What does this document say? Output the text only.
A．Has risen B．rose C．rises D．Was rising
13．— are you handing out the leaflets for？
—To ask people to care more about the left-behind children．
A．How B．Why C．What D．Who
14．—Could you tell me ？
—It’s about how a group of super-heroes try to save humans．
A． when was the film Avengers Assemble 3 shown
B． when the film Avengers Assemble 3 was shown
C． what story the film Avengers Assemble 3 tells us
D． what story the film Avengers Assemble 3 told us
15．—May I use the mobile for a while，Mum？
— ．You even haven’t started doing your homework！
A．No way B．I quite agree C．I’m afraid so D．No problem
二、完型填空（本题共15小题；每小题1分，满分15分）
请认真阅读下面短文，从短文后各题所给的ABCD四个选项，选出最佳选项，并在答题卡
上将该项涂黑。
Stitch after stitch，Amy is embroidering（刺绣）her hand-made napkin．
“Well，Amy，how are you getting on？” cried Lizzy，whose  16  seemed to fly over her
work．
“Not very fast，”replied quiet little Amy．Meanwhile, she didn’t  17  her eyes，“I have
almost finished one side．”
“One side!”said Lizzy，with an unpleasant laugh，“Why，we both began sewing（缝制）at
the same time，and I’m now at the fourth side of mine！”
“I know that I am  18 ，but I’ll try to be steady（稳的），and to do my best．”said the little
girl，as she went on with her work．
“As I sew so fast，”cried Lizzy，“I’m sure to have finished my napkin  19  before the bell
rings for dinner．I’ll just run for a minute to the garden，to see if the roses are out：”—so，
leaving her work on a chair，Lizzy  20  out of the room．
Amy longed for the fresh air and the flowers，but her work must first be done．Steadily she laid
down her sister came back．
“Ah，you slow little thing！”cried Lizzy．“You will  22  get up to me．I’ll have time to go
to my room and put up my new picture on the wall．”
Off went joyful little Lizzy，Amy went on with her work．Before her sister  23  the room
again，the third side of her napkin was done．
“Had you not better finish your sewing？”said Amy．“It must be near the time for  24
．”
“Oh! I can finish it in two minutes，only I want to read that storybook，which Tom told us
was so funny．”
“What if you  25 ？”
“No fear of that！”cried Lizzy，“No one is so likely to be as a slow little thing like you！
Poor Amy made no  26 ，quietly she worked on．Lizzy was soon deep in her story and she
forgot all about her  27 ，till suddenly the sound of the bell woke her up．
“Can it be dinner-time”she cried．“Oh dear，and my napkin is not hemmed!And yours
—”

★ ★ ★

#### [TASK BRIEF]
Search the data above for lines holding "made" and copy each of them.

#### [EXERCISE ANSWER]
Stitch after stitch，Amy is embroidering（刺绣）her hand-made napkin．
Poor Amy made no  26 ，quietly she worked on．Lizzy was soon deep in her story and she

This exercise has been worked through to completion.